▶ AIM
Filter the records below and copy every line containing the word "name".
——————————
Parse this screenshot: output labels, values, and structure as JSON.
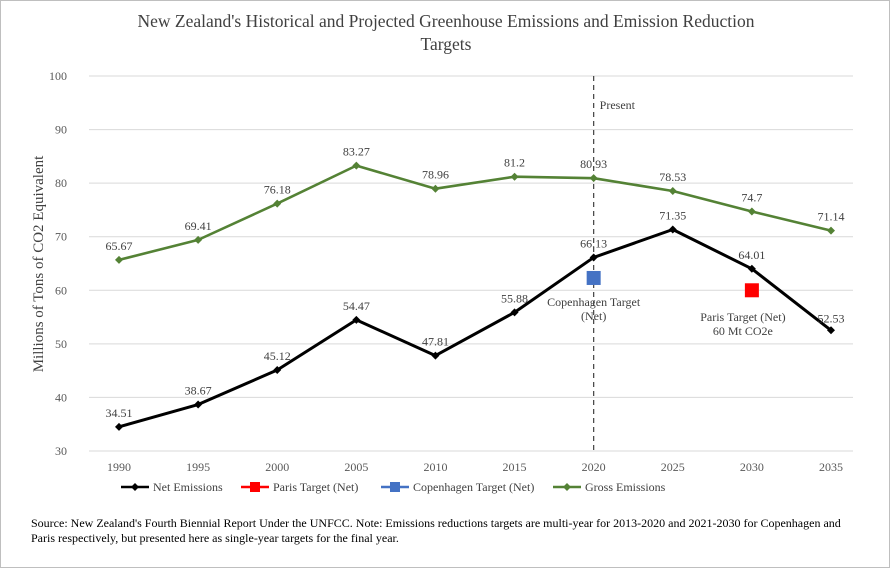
{
  "chart_data": {
    "type": "line",
    "title": "New Zealand's Historical and Projected Greenhouse Emissions and Emission Reduction Targets",
    "title_lines": [
      "New Zealand's Historical and Projected Greenhouse Emissions and Emission Reduction",
      "Targets"
    ],
    "xlabel": "",
    "ylabel": "Millions of Tons of CO2 Equivalent",
    "x": [
      1990,
      1995,
      2000,
      2005,
      2010,
      2015,
      2020,
      2025,
      2030,
      2035
    ],
    "xlim": [
      1990,
      2035
    ],
    "ylim": [
      30,
      100
    ],
    "yticks": [
      30,
      40,
      50,
      60,
      70,
      80,
      90,
      100
    ],
    "grid": "horizontal",
    "legend_position": "bottom",
    "series": [
      {
        "name": "Net Emissions",
        "color": "#000000",
        "marker": "diamond",
        "values": [
          34.51,
          38.67,
          45.12,
          54.47,
          47.81,
          55.88,
          66.13,
          71.35,
          64.01,
          52.53
        ],
        "labels": [
          "34.51",
          "38.67",
          "45.12",
          "54.47",
          "47.81",
          "55.88",
          "66.13",
          "71.35",
          "64.01",
          "52.53"
        ]
      },
      {
        "name": "Paris Target (Net)",
        "color": "#ff0000",
        "marker": "square",
        "points": [
          {
            "x": 2030,
            "y": 60
          }
        ]
      },
      {
        "name": "Copenhagen Target (Net)",
        "color": "#4472c4",
        "marker": "square",
        "points": [
          {
            "x": 2020,
            "y": 62.3
          }
        ]
      },
      {
        "name": "Gross Emissions",
        "color": "#548235",
        "marker": "diamond",
        "values": [
          65.67,
          69.41,
          76.18,
          83.27,
          78.96,
          81.2,
          80.93,
          78.53,
          74.7,
          71.14
        ],
        "labels": [
          "65.67",
          "69.41",
          "76.18",
          "83.27",
          "78.96",
          "81.2",
          "80.93",
          "78.53",
          "74.7",
          "71.14"
        ]
      }
    ],
    "annotations": {
      "present_line_x": 2020,
      "present_label": "Present",
      "copenhagen_label": [
        "Copenhagen Target",
        "(Net)"
      ],
      "paris_label": [
        "Paris Target (Net)",
        "60 Mt CO2e"
      ]
    }
  },
  "footnote": "Source: New Zealand's Fourth Biennial Report Under the UNFCC. Note: Emissions reductions targets are multi-year for 2013-2020 and 2021-2030 for Copenhagen and Paris respectively, but presented here as single-year targets for the final year."
}
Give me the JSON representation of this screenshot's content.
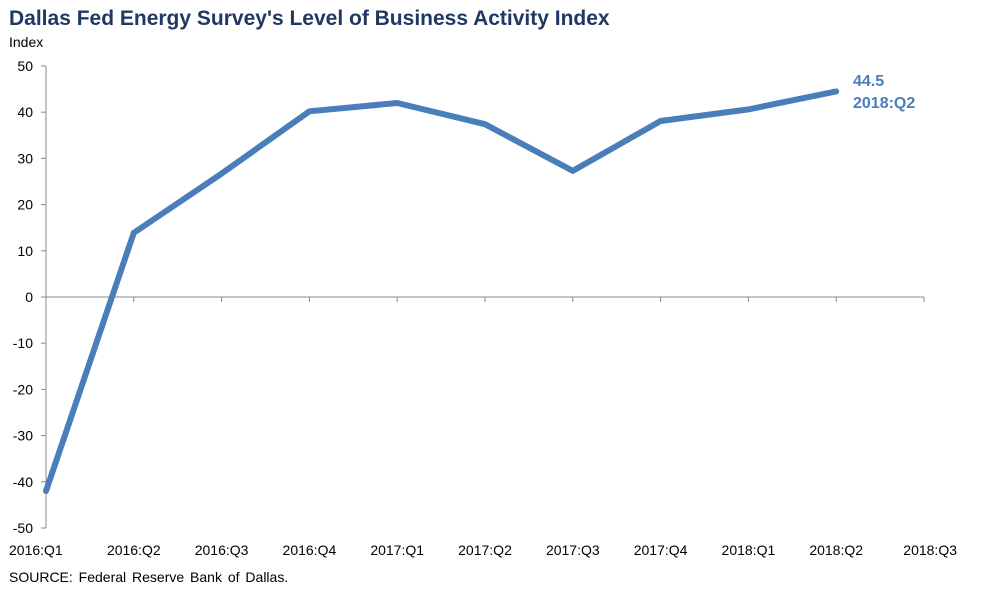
{
  "chart_data": {
    "type": "line",
    "title": "Dallas Fed Energy Survey's Level of Business Activity Index",
    "ylabel": "Index",
    "xlabel": "",
    "source": "SOURCE:  Federal Reserve  Bank of Dallas.",
    "categories": [
      "2016:Q1",
      "2016:Q2",
      "2016:Q3",
      "2016:Q4",
      "2017:Q1",
      "2017:Q2",
      "2017:Q3",
      "2017:Q4",
      "2018:Q1",
      "2018:Q2",
      "2018:Q3"
    ],
    "series": [
      {
        "name": "",
        "color": "#4a7ebb",
        "values": [
          -42.0,
          13.9,
          26.7,
          40.2,
          42.0,
          37.4,
          27.3,
          38.1,
          40.6,
          44.5,
          null
        ]
      }
    ],
    "ylim": [
      -50,
      50
    ],
    "yticks": [
      50,
      40,
      30,
      20,
      10,
      0,
      -10,
      -20,
      -30,
      -40,
      -50
    ],
    "annotation": {
      "value": "44.5",
      "period": "2018:Q2"
    },
    "grid": false,
    "legend": "none"
  }
}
——————————
▶ RESULT
        "name": "Net Emissions",
        "name": "Paris Target (Net)",
        "name": "Copenhagen Target (Net)",
        "name": "Gross Emissions",
        "name": "",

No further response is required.